• What you should do: Find the lines holding "Ανανεώσεις" and copy them.

┏━━

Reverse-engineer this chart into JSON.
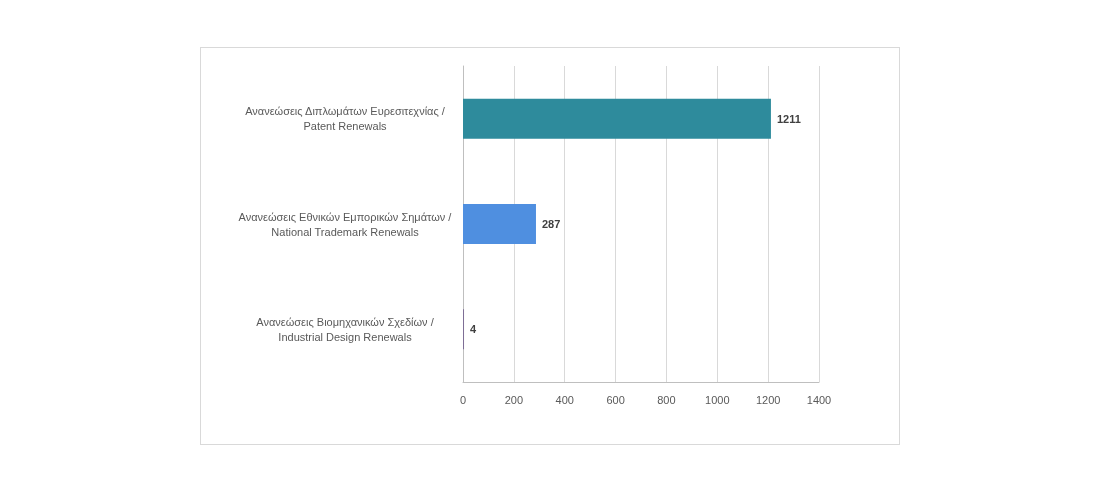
{
  "chart_data": {
    "type": "bar",
    "orientation": "horizontal",
    "categories": [
      "Ανανεώσεις Διπλωμάτων Ευρεσιτεχνίας / Patent Renewals",
      "Ανανεώσεις Εθνικών Εμπορικών Σημάτων / National Trademark Renewals",
      "Ανανεώσεις Βιομηχανικών Σχεδίων / Industrial Design Renewals"
    ],
    "values": [
      1211,
      287,
      4
    ],
    "colors": [
      "#2e8b9c",
      "#4f8fe0",
      "#7e6e96"
    ],
    "xlim": [
      0,
      1400
    ],
    "xticks": [
      0,
      200,
      400,
      600,
      800,
      1000,
      1200,
      1400
    ],
    "grid": "x",
    "data_labels": true
  }
}
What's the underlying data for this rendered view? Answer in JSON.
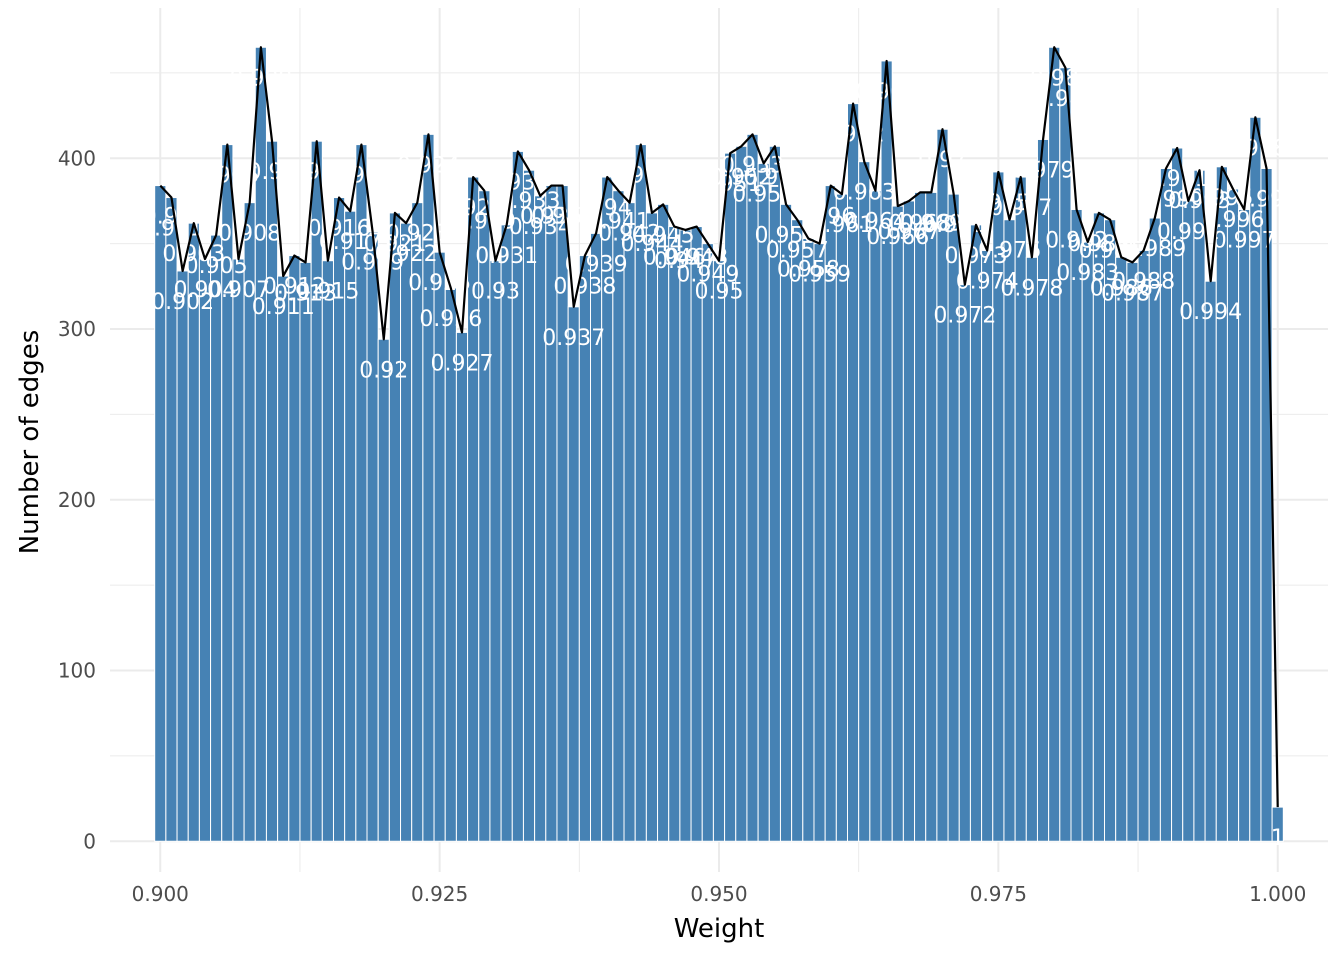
{
  "chart_data": {
    "type": "bar",
    "xlabel": "Weight",
    "ylabel": "Number of edges",
    "xlim": [
      0.8955,
      1.0045
    ],
    "ylim": [
      -18,
      488
    ],
    "x_ticks": [
      "0.900",
      "0.925",
      "0.950",
      "0.975",
      "1.000"
    ],
    "x_tick_values": [
      0.9,
      0.925,
      0.95,
      0.975,
      1.0
    ],
    "y_ticks": [
      "0",
      "100",
      "200",
      "300",
      "400"
    ],
    "y_tick_values": [
      0,
      100,
      200,
      300,
      400
    ],
    "grid": true,
    "colors": {
      "bar": "#4682b4",
      "line": "#000000",
      "label": "#ffffff",
      "grid": "#ebebeb"
    },
    "x": [
      0.9,
      0.901,
      0.902,
      0.903,
      0.904,
      0.905,
      0.906,
      0.907,
      0.908,
      0.909,
      0.91,
      0.911,
      0.912,
      0.913,
      0.914,
      0.915,
      0.916,
      0.917,
      0.918,
      0.919,
      0.92,
      0.921,
      0.922,
      0.923,
      0.924,
      0.925,
      0.926,
      0.927,
      0.928,
      0.929,
      0.93,
      0.931,
      0.932,
      0.933,
      0.934,
      0.935,
      0.936,
      0.937,
      0.938,
      0.939,
      0.94,
      0.941,
      0.942,
      0.943,
      0.944,
      0.945,
      0.946,
      0.947,
      0.948,
      0.949,
      0.95,
      0.951,
      0.952,
      0.953,
      0.954,
      0.955,
      0.956,
      0.957,
      0.958,
      0.959,
      0.96,
      0.961,
      0.962,
      0.963,
      0.964,
      0.965,
      0.966,
      0.967,
      0.968,
      0.969,
      0.97,
      0.971,
      0.972,
      0.973,
      0.974,
      0.975,
      0.976,
      0.977,
      0.978,
      0.979,
      0.98,
      0.981,
      0.982,
      0.983,
      0.984,
      0.985,
      0.986,
      0.987,
      0.988,
      0.989,
      0.99,
      0.991,
      0.992,
      0.993,
      0.994,
      0.995,
      0.996,
      0.997,
      0.998,
      0.999,
      1.0
    ],
    "labels": [
      "0.9",
      "0.901",
      "0.902",
      "0.903",
      "0.904",
      "0.905",
      "0.906",
      "0.907",
      "0.908",
      "0.909",
      "0.91",
      "0.911",
      "0.912",
      "0.913",
      "0.914",
      "0.915",
      "0.916",
      "0.917",
      "0.918",
      "0.919",
      "0.92",
      "0.921",
      "0.922",
      "0.923",
      "0.924",
      "0.925",
      "0.926",
      "0.927",
      "0.928",
      "0.929",
      "0.93",
      "0.931",
      "0.932",
      "0.933",
      "0.934",
      "0.935",
      "0.936",
      "0.937",
      "0.938",
      "0.939",
      "0.94",
      "0.941",
      "0.942",
      "0.943",
      "0.944",
      "0.945",
      "0.946",
      "0.947",
      "0.948",
      "0.949",
      "0.95",
      "0.951",
      "0.952",
      "0.953",
      "0.954",
      "0.955",
      "0.956",
      "0.957",
      "0.958",
      "0.959",
      "0.96",
      "0.961",
      "0.962",
      "0.963",
      "0.964",
      "0.965",
      "0.966",
      "0.967",
      "0.968",
      "0.969",
      "0.97",
      "0.971",
      "0.972",
      "0.973",
      "0.974",
      "0.975",
      "0.976",
      "0.977",
      "0.978",
      "0.979",
      "0.98",
      "0.981",
      "0.982",
      "0.983",
      "0.984",
      "0.985",
      "0.986",
      "0.987",
      "0.988",
      "0.989",
      "0.99",
      "0.991",
      "0.992",
      "0.993",
      "0.994",
      "0.995",
      "0.996",
      "0.997",
      "0.998",
      "0.999",
      "1"
    ],
    "values": [
      384,
      377,
      334,
      362,
      341,
      355,
      408,
      341,
      374,
      465,
      410,
      331,
      343,
      339,
      410,
      340,
      377,
      369,
      408,
      357,
      294,
      368,
      362,
      374,
      414,
      345,
      324,
      298,
      389,
      381,
      340,
      361,
      404,
      393,
      378,
      384,
      384,
      313,
      343,
      356,
      389,
      381,
      374,
      408,
      368,
      373,
      360,
      358,
      360,
      350,
      340,
      403,
      407,
      414,
      397,
      407,
      373,
      364,
      353,
      350,
      384,
      379,
      432,
      398,
      381,
      457,
      372,
      375,
      380,
      380,
      417,
      379,
      326,
      361,
      346,
      392,
      364,
      389,
      342,
      411,
      465,
      453,
      370,
      351,
      368,
      364,
      342,
      339,
      346,
      365,
      394,
      406,
      375,
      393,
      328,
      395,
      382,
      370,
      424,
      394,
      20
    ]
  }
}
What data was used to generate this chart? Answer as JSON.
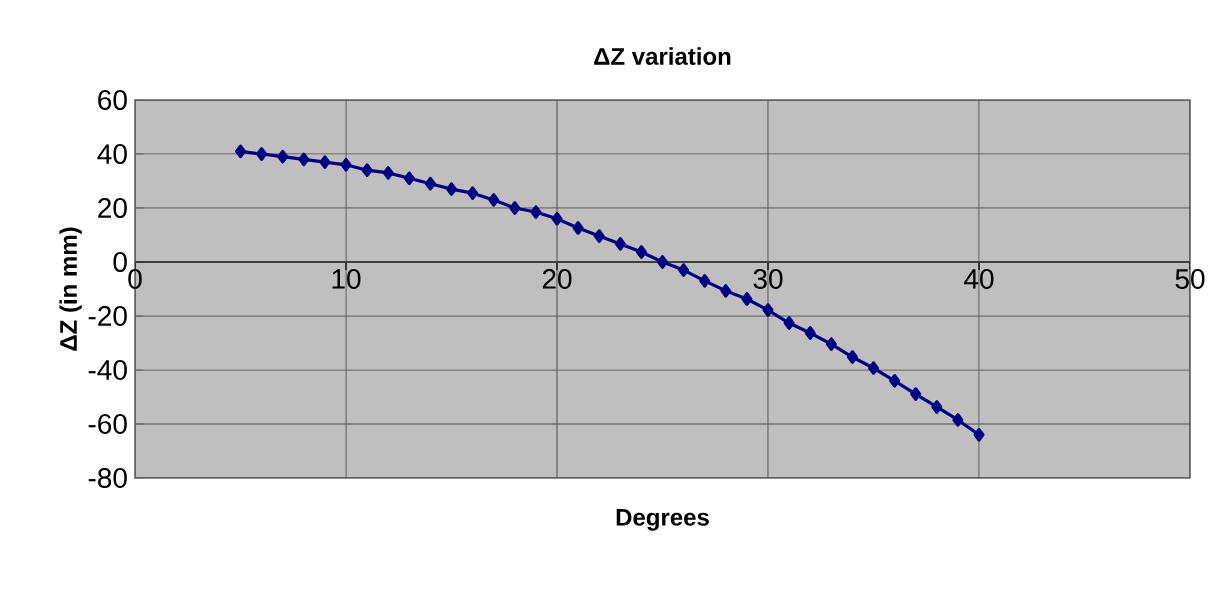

┗━━

• Exercise result:
      "Ανανεώσεις Διπλωμάτων Ευρεσιτεχνίας / Patent Renewals",
      "Ανανεώσεις Εθνικών Εμπορικών Σημάτων / National Trademark Renewals",
      "Ανανεώσεις Βιομηχανικών Σχεδίων / Industrial Design Renewals"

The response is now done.